- Set exercise: Lines containing the word "электрическая" are the ones to copy from the records below.

-- START OF Source data --

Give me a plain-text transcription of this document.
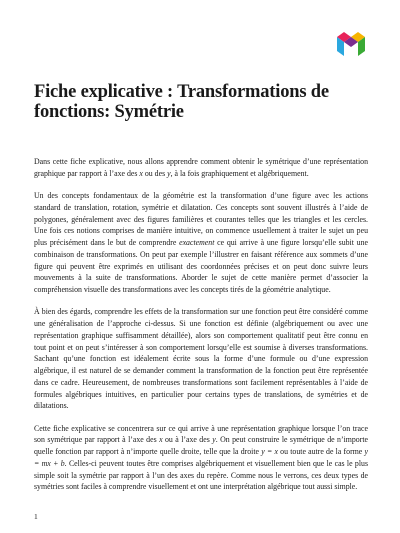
Fiche explicative : Transformations de fonctions: Symétrie

Dans cette fiche explicative, nous allons apprendre comment obtenir le symétrique d’une représentation graphique par rapport à l’axe des x ou des y, à la fois graphiquement et algébriquement.

Un des concepts fondamentaux de la géométrie est la transformation d’une figure avec les actions standard de translation, rotation, symétrie et dilatation. Ces concepts sont souvent illustrés à l’aide de polygones, généralement avec des figures familières et courantes telles que les triangles et les cercles. Une fois ces notions comprises de manière intuitive, on commence usuellement à traiter le sujet un peu plus précisément dans le but de comprendre exactement ce qui arrive à une figure lorsqu’elle subit une combinaison de transformations. On peut par exemple l’illustrer en faisant référence aux sommets d’une figure qui peuvent être exprimés en utilisant des coordonnées précises et on peut donc suivre leurs mouvements à la suite de transformations. Aborder le sujet de cette manière permet d’associer la compréhension visuelle des transformations avec les concepts tirés de la géométrie analytique.

À bien des égards, comprendre les effets de la transformation sur une fonction peut être considéré comme une généralisation de l’approche ci-dessus. Si une fonction est définie (algébriquement ou avec une représentation graphique suffisamment détaillée), alors son comportement qualitatif peut être connu en tout point et on peut s’intéresser à son comportement lorsqu’elle est soumise à diverses transformations. Sachant qu’une fonction est idéalement écrite sous la forme d’une formule ou d’une expression algébrique, il est naturel de se demander comment la transformation de la fonction peut être représentée dans ce cadre. Heureusement, de nombreuses transformations sont facilement représentables à l’aide de formules algébriques intuitives, en particulier pour certains types de translations, de symétries et de dilatations.

Cette fiche explicative se concentrera sur ce qui arrive à une représentation graphique lorsque l’on trace son symétrique par rapport à l’axe des x ou à l’axe des y. On peut construire le symétrique de n’importe quelle fonction par rapport à n’importe quelle droite, telle que la droite y = x ou toute autre de la forme y = mx + b. Celles-ci peuvent toutes être comprises algébriquement et visuellement bien que le cas le plus simple soit la symétrie par rapport à l’un des axes du repère. Comme nous le verrons, ces deux types de symétries sont faciles à comprendre visuellement et ont une interprétation algébrique tout aussi simple.

1
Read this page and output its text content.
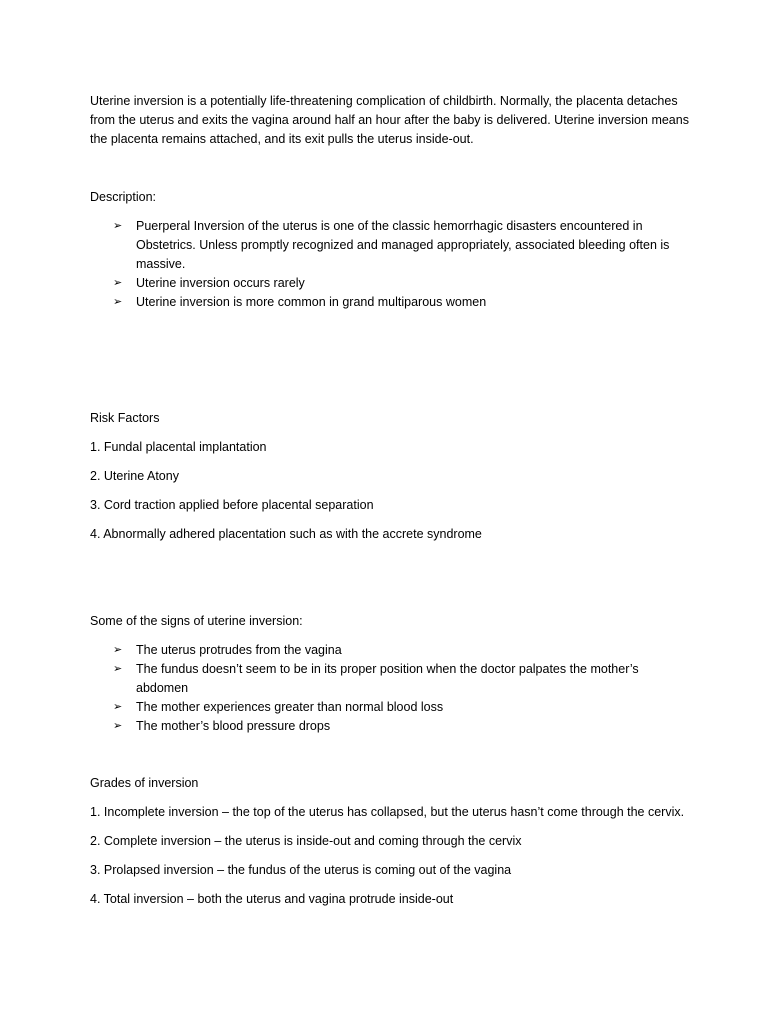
Uterine inversion is a potentially life-threatening complication of childbirth. Normally, the placenta detaches from the uterus and exits the vagina around half an hour after the baby is delivered. Uterine inversion means the placenta remains attached, and its exit pulls the uterus inside-out.

Description:

➢ Puerperal Inversion of the uterus is one of the classic hemorrhagic disasters encountered in Obstetrics. Unless promptly recognized and managed appropriately, associated bleeding often is massive.
➢ Uterine inversion occurs rarely
➢ Uterine inversion is more common in grand multiparous women

Risk Factors

1. Fundal placental implantation
2. Uterine Atony
3. Cord traction applied before placental separation
4. Abnormally adhered placentation such as with the accrete syndrome

Some of the signs of uterine inversion:

➢ The uterus protrudes from the vagina
➢ The fundus doesn’t seem to be in its proper position when the doctor palpates the mother’s abdomen
➢ The mother experiences greater than normal blood loss
➢ The mother’s blood pressure drops

Grades of inversion

1. Incomplete inversion – the top of the uterus has collapsed, but the uterus hasn’t come through the cervix.
2. Complete inversion – the uterus is inside-out and coming through the cervix
3. Prolapsed inversion – the fundus of the uterus is coming out of the vagina
4. Total inversion – both the uterus and vagina protrude inside-out
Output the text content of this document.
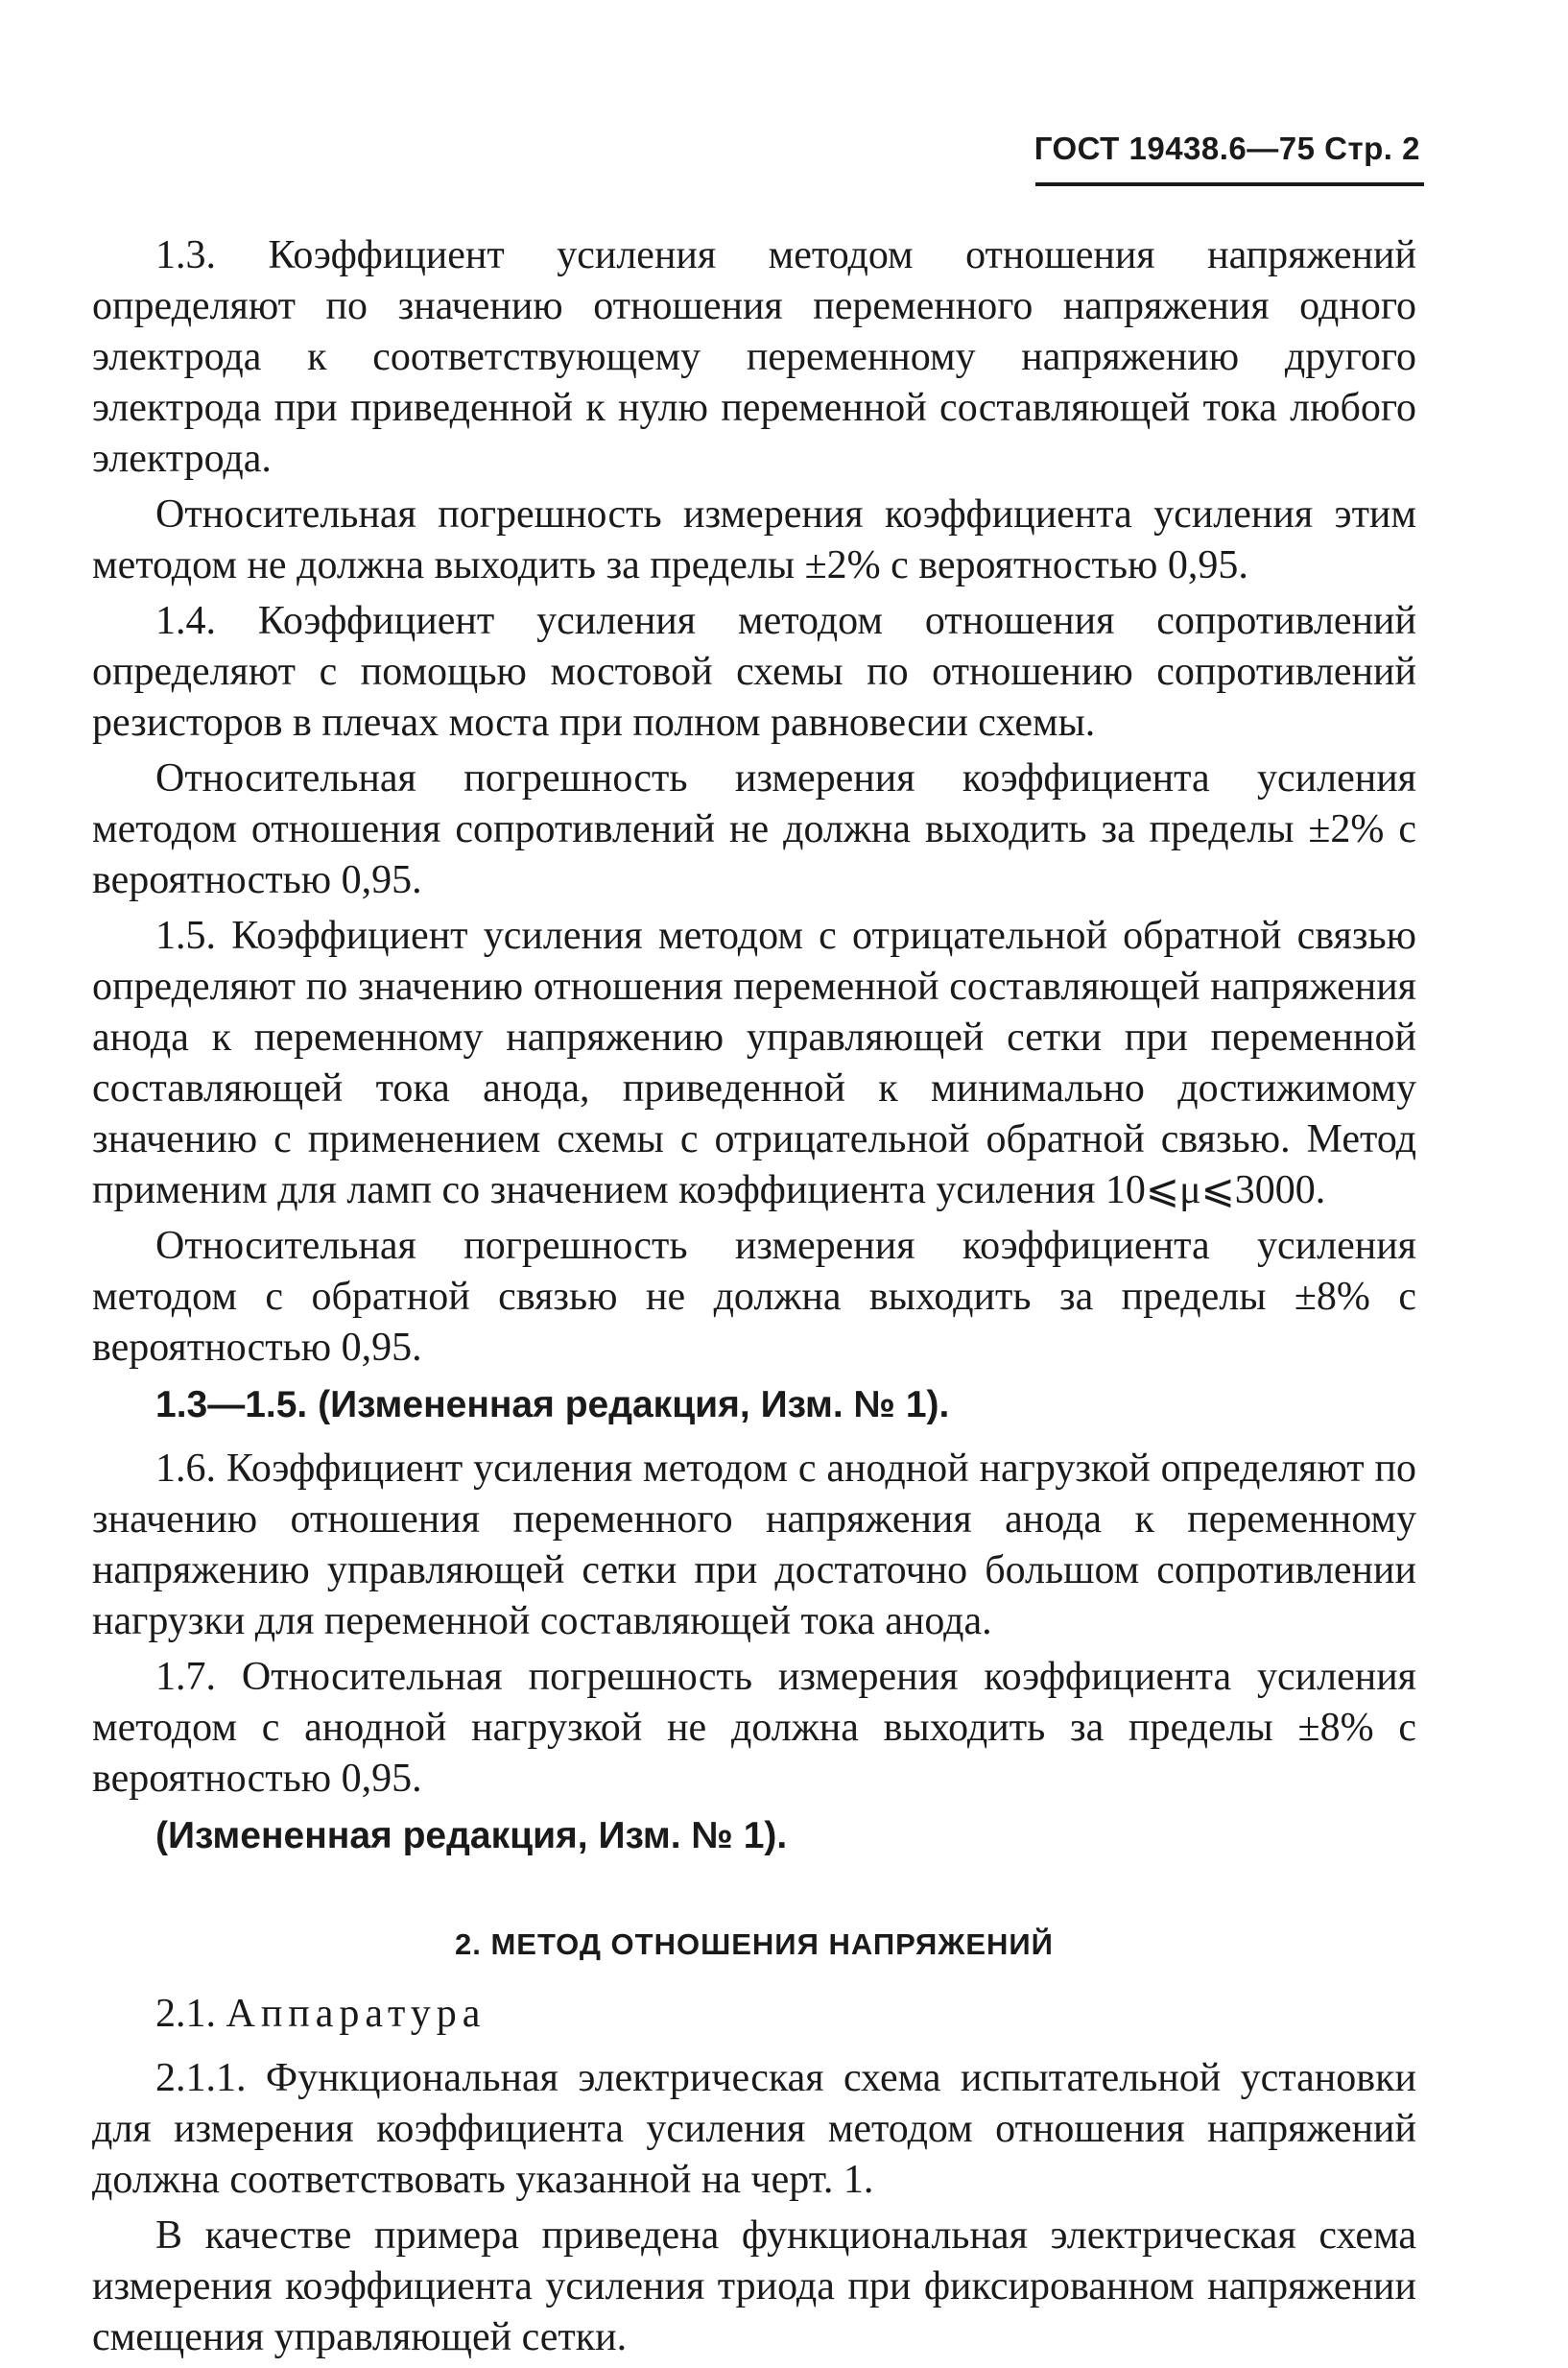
ГОСТ 19438.6—75 Стр. 2

1.3. Коэффициент усиления методом отношения напряжений определяют по значению отношения переменного напряжения одного электрода к соответствующему переменному напряжению другого электрода при приведенной к нулю переменной составляющей тока любого электрода.

Относительная погрешность измерения коэффициента усиления этим методом не должна выходить за пределы ±2% с вероятностью 0,95.

1.4. Коэффициент усиления методом отношения сопротивлений определяют с помощью мостовой схемы по отношению сопротивлений резисторов в плечах моста при полном равновесии схемы.

Относительная погрешность измерения коэффициента усиления методом отношения сопротивлений не должна выходить за пределы ±2% с вероятностью 0,95.

1.5. Коэффициент усиления методом с отрицательной обратной связью определяют по значению отношения переменной составляющей напряжения анода к переменному напряжению управляющей сетки при переменной составляющей тока анода, приведенной к минимально достижимому значению с применением схемы с отрицательной обратной связью. Метод применим для ламп со значением коэффициента усиления 10⩽μ⩽3000.

Относительная погрешность измерения коэффициента усиления методом с обратной связью не должна выходить за пределы ±8% с вероятностью 0,95.

1.3—1.5. (Измененная редакция, Изм. № 1).

1.6. Коэффициент усиления методом с анодной нагрузкой определяют по значению отношения переменного напряжения анода к переменному напряжению управляющей сетки при достаточно большом сопротивлении нагрузки для переменной составляющей тока анода.

1.7. Относительная погрешность измерения коэффициента усиления методом с анодной нагрузкой не должна выходить за пределы ±8% с вероятностью 0,95.

(Измененная редакция, Изм. № 1).
2. МЕТОД ОТНОШЕНИЯ НАПРЯЖЕНИЙ
2.1. Аппаратура

2.1.1. Функциональная электрическая схема испытательной установки для измерения коэффициента усиления методом отношения напряжений должна соответствовать указанной на черт. 1.

В качестве примера приведена функциональная электрическая схема измерения коэффициента усиления триода при фиксированном напряжении смещения управляющей сетки.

-- END OF Source data --

- Exercise output:
2.1.1. Функциональная электрическая схема испытательной установки для измерения коэффициента усиления методом отношения напряжений должна соответствовать указанной на черт. 1.
В качестве примера приведена функциональная электрическая схема измерения коэффициента усиления триода при фиксированном напряжении смещения управляющей сетки.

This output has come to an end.